Input for this task:
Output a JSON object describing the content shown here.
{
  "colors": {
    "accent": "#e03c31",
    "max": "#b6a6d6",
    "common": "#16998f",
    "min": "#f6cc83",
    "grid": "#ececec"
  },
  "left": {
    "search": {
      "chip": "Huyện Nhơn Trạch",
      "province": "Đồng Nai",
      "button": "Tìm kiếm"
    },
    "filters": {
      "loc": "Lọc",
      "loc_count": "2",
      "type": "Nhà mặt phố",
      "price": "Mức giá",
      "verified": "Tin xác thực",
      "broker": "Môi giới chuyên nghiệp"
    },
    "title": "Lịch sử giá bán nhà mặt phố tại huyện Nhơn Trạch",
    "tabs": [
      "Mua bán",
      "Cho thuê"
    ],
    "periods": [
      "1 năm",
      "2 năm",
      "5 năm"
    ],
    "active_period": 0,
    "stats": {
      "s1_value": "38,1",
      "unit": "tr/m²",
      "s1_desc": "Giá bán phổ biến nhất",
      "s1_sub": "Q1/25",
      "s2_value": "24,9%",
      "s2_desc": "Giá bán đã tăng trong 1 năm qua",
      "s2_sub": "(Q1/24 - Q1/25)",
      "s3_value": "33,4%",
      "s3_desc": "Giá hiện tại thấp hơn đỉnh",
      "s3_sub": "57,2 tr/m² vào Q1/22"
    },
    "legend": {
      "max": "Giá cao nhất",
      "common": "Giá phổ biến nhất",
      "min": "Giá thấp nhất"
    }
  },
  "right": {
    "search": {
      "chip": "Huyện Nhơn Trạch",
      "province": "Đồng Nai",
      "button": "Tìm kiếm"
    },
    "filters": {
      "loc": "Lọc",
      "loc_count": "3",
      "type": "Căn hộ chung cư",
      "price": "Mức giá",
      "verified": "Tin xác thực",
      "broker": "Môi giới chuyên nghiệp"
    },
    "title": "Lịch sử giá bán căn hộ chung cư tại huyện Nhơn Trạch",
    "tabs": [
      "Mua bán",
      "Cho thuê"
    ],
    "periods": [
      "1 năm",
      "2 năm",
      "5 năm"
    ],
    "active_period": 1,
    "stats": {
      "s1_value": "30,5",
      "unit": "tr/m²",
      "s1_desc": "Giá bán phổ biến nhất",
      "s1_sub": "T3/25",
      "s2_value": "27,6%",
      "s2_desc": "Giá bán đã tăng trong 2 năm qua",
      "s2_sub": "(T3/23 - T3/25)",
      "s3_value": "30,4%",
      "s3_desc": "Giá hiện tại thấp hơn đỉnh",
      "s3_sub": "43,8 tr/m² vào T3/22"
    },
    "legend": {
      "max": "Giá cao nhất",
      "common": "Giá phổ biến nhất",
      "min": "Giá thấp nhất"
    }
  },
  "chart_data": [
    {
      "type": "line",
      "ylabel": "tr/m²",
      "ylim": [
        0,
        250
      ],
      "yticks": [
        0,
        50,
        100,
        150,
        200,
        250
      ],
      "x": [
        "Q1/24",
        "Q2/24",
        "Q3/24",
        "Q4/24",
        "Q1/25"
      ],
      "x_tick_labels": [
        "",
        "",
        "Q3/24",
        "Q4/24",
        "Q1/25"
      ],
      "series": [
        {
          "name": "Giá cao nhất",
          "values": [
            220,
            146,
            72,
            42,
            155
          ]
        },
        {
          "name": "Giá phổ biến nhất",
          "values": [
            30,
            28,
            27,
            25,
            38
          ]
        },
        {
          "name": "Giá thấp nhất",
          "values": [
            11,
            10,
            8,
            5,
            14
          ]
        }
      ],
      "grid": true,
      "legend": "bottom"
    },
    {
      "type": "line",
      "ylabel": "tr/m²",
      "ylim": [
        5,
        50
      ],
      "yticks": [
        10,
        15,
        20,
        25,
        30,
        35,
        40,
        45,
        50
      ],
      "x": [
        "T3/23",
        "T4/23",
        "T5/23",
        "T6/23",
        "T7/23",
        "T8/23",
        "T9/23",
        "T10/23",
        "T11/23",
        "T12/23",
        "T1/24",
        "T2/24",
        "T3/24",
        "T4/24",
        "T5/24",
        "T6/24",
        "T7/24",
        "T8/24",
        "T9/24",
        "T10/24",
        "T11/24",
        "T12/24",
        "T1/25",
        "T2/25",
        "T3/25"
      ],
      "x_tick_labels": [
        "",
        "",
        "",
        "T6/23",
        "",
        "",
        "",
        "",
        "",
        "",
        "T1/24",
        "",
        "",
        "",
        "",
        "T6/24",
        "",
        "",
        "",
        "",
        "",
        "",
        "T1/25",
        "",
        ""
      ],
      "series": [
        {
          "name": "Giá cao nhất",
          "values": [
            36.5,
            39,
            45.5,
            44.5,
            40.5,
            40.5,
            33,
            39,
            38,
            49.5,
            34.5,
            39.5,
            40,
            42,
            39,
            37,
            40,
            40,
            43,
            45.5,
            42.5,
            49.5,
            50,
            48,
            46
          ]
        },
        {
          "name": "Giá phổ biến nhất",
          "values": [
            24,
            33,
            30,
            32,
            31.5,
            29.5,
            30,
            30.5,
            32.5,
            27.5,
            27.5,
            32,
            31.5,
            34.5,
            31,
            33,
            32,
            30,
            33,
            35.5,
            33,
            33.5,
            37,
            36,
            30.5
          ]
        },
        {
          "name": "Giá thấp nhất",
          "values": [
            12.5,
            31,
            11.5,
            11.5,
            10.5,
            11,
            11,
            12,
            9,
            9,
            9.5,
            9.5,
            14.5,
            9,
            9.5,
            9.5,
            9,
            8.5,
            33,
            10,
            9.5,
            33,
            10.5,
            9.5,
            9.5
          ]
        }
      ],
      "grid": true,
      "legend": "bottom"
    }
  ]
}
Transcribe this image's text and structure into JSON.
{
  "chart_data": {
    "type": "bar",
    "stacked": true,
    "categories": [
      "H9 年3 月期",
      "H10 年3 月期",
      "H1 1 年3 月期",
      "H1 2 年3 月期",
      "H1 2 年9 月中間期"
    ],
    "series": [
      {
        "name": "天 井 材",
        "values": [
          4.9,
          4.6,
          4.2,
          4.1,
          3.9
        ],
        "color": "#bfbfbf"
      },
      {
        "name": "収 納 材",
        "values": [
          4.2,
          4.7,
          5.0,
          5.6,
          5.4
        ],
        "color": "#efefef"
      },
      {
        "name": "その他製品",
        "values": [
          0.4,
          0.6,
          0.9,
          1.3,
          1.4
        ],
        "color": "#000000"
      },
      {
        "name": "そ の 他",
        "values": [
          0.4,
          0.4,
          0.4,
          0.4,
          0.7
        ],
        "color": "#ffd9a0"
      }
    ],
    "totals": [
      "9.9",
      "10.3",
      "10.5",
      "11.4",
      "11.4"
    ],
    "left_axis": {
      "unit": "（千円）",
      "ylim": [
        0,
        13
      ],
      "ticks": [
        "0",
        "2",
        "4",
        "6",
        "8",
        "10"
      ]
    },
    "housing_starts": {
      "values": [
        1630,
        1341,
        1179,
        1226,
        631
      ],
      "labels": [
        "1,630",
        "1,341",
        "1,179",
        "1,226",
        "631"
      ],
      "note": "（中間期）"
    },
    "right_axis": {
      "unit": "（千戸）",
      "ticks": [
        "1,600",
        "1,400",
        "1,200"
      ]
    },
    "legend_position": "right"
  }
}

Set exercise:
The whole listing above needs to be written out again exactly.

Answer to this task:
Output a JSON object describing the content shown here.
{
  "colors": {
    "accent": "#e03c31",
    "max": "#b6a6d6",
    "common": "#16998f",
    "min": "#f6cc83",
    "grid": "#ececec"
  },
  "left": {
    "search": {
      "chip": "Huyện Nhơn Trạch",
      "province": "Đồng Nai",
      "button": "Tìm kiếm"
    },
    "filters": {
      "loc": "Lọc",
      "loc_count": "2",
      "type": "Nhà mặt phố",
      "price": "Mức giá",
      "verified": "Tin xác thực",
      "broker": "Môi giới chuyên nghiệp"
    },
    "title": "Lịch sử giá bán nhà mặt phố tại huyện Nhơn Trạch",
    "tabs": [
      "Mua bán",
      "Cho thuê"
    ],
    "periods": [
      "1 năm",
      "2 năm",
      "5 năm"
    ],
    "active_period": 0,
    "stats": {
      "s1_value": "38,1",
      "unit": "tr/m²",
      "s1_desc": "Giá bán phổ biến nhất",
      "s1_sub": "Q1/25",
      "s2_value": "24,9%",
      "s2_desc": "Giá bán đã tăng trong 1 năm qua",
      "s2_sub": "(Q1/24 - Q1/25)",
      "s3_value": "33,4%",
      "s3_desc": "Giá hiện tại thấp hơn đỉnh",
      "s3_sub": "57,2 tr/m² vào Q1/22"
    },
    "legend": {
      "max": "Giá cao nhất",
      "common": "Giá phổ biến nhất",
      "min": "Giá thấp nhất"
    }
  },
  "right": {
    "search": {
      "chip": "Huyện Nhơn Trạch",
      "province": "Đồng Nai",
      "button": "Tìm kiếm"
    },
    "filters": {
      "loc": "Lọc",
      "loc_count": "3",
      "type": "Căn hộ chung cư",
      "price": "Mức giá",
      "verified": "Tin xác thực",
      "broker": "Môi giới chuyên nghiệp"
    },
    "title": "Lịch sử giá bán căn hộ chung cư tại huyện Nhơn Trạch",
    "tabs": [
      "Mua bán",
      "Cho thuê"
    ],
    "periods": [
      "1 năm",
      "2 năm",
      "5 năm"
    ],
    "active_period": 1,
    "stats": {
      "s1_value": "30,5",
      "unit": "tr/m²",
      "s1_desc": "Giá bán phổ biến nhất",
      "s1_sub": "T3/25",
      "s2_value": "27,6%",
      "s2_desc": "Giá bán đã tăng trong 2 năm qua",
      "s2_sub": "(T3/23 - T3/25)",
      "s3_value": "30,4%",
      "s3_desc": "Giá hiện tại thấp hơn đỉnh",
      "s3_sub": "43,8 tr/m² vào T3/22"
    },
    "legend": {
      "max": "Giá cao nhất",
      "common": "Giá phổ biến nhất",
      "min": "Giá thấp nhất"
    }
  },
  "chart_data": [
    {
      "type": "line",
      "ylabel": "tr/m²",
      "ylim": [
        0,
        250
      ],
      "yticks": [
        0,
        50,
        100,
        150,
        200,
        250
      ],
      "x": [
        "Q1/24",
        "Q2/24",
        "Q3/24",
        "Q4/24",
        "Q1/25"
      ],
      "x_tick_labels": [
        "",
        "",
        "Q3/24",
        "Q4/24",
        "Q1/25"
      ],
      "series": [
        {
          "name": "Giá cao nhất",
          "values": [
            220,
            146,
            72,
            42,
            155
          ]
        },
        {
          "name": "Giá phổ biến nhất",
          "values": [
            30,
            28,
            27,
            25,
            38
          ]
        },
        {
          "name": "Giá thấp nhất",
          "values": [
            11,
            10,
            8,
            5,
            14
          ]
        }
      ],
      "grid": true,
      "legend": "bottom"
    },
    {
      "type": "line",
      "ylabel": "tr/m²",
      "ylim": [
        5,
        50
      ],
      "yticks": [
        10,
        15,
        20,
        25,
        30,
        35,
        40,
        45,
        50
      ],
      "x": [
        "T3/23",
        "T4/23",
        "T5/23",
        "T6/23",
        "T7/23",
        "T8/23",
        "T9/23",
        "T10/23",
        "T11/23",
        "T12/23",
        "T1/24",
        "T2/24",
        "T3/24",
        "T4/24",
        "T5/24",
        "T6/24",
        "T7/24",
        "T8/24",
        "T9/24",
        "T10/24",
        "T11/24",
        "T12/24",
        "T1/25",
        "T2/25",
        "T3/25"
      ],
      "x_tick_labels": [
        "",
        "",
        "",
        "T6/23",
        "",
        "",
        "",
        "",
        "",
        "",
        "T1/24",
        "",
        "",
        "",
        "",
        "T6/24",
        "",
        "",
        "",
        "",
        "",
        "",
        "T1/25",
        "",
        ""
      ],
      "series": [
        {
          "name": "Giá cao nhất",
          "values": [
            36.5,
            39,
            45.5,
            44.5,
            40.5,
            40.5,
            33,
            39,
            38,
            49.5,
            34.5,
            39.5,
            40,
            42,
            39,
            37,
            40,
            40,
            43,
            45.5,
            42.5,
            49.5,
            50,
            48,
            46
          ]
        },
        {
          "name": "Giá phổ biến nhất",
          "values": [
            24,
            33,
            30,
            32,
            31.5,
            29.5,
            30,
            30.5,
            32.5,
            27.5,
            27.5,
            32,
            31.5,
            34.5,
            31,
            33,
            32,
            30,
            33,
            35.5,
            33,
            33.5,
            37,
            36,
            30.5
          ]
        },
        {
          "name": "Giá thấp nhất",
          "values": [
            12.5,
            31,
            11.5,
            11.5,
            10.5,
            11,
            11,
            12,
            9,
            9,
            9.5,
            9.5,
            14.5,
            9,
            9.5,
            9.5,
            9,
            8.5,
            33,
            10,
            9.5,
            33,
            10.5,
            9.5,
            9.5
          ]
        }
      ],
      "grid": true,
      "legend": "bottom"
    }
  ]
}
Transcribe this image's text and structure into JSON.
{
  "chart_data": {
    "type": "bar",
    "stacked": true,
    "categories": [
      "H9 年3 月期",
      "H10 年3 月期",
      "H1 1 年3 月期",
      "H1 2 年3 月期",
      "H1 2 年9 月中間期"
    ],
    "series": [
      {
        "name": "天 井 材",
        "values": [
          4.9,
          4.6,
          4.2,
          4.1,
          3.9
        ],
        "color": "#bfbfbf"
      },
      {
        "name": "収 納 材",
        "values": [
          4.2,
          4.7,
          5.0,
          5.6,
          5.4
        ],
        "color": "#efefef"
      },
      {
        "name": "その他製品",
        "values": [
          0.4,
          0.6,
          0.9,
          1.3,
          1.4
        ],
        "color": "#000000"
      },
      {
        "name": "そ の 他",
        "values": [
          0.4,
          0.4,
          0.4,
          0.4,
          0.7
        ],
        "color": "#ffd9a0"
      }
    ],
    "totals": [
      "9.9",
      "10.3",
      "10.5",
      "11.4",
      "11.4"
    ],
    "left_axis": {
      "unit": "（千円）",
      "ylim": [
        0,
        13
      ],
      "ticks": [
        "0",
        "2",
        "4",
        "6",
        "8",
        "10"
      ]
    },
    "housing_starts": {
      "values": [
        1630,
        1341,
        1179,
        1226,
        631
      ],
      "labels": [
        "1,630",
        "1,341",
        "1,179",
        "1,226",
        "631"
      ],
      "note": "（中間期）"
    },
    "right_axis": {
      "unit": "（千戸）",
      "ticks": [
        "1,600",
        "1,400",
        "1,200"
      ]
    },
    "legend_position": "right"
  }
}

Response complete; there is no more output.